Task statement:
From the data that follows, copy every line holding the string "value".

(Dataset entries)
··········

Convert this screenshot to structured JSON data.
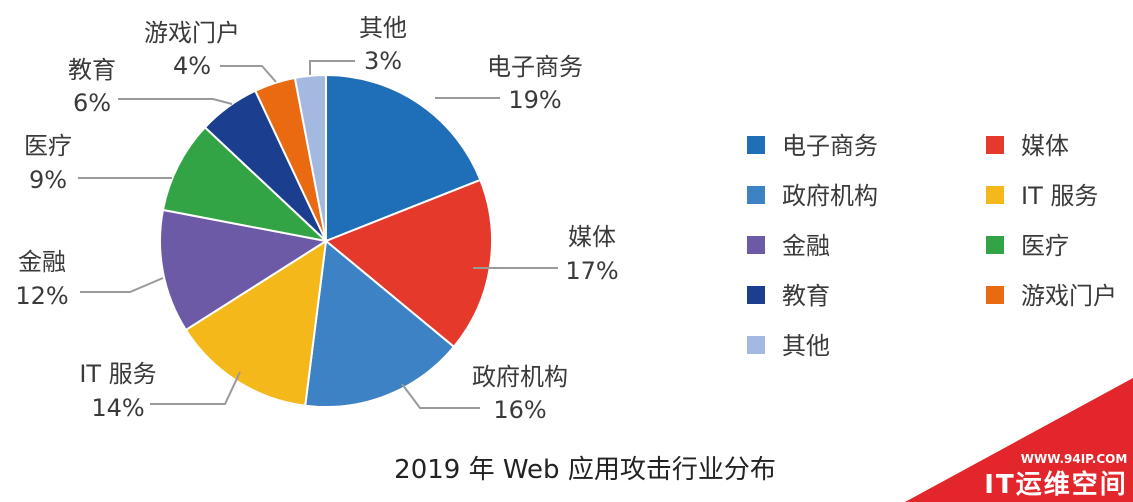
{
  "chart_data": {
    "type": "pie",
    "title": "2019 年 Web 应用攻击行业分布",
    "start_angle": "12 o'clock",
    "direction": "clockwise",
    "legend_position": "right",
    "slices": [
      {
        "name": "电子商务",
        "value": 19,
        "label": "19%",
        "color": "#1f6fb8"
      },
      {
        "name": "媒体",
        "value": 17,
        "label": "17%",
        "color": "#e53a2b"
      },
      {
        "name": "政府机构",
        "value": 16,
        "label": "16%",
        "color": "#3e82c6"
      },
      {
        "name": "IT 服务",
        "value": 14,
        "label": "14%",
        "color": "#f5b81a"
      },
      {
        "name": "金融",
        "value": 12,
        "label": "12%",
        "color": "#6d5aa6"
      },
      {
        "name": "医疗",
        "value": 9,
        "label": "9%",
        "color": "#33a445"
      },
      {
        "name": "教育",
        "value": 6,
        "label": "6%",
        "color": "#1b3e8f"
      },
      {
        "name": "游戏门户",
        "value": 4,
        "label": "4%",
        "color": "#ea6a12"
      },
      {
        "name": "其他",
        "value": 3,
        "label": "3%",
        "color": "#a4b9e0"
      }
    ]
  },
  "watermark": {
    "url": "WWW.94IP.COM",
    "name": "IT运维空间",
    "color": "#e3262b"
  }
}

··········

Response:
        "value": 19,
        "value": 17,
        "value": 16,
        "value": 14,
        "value": 12,
        "value": 9,
        "value": 6,
        "value": 4,
        "value": 3,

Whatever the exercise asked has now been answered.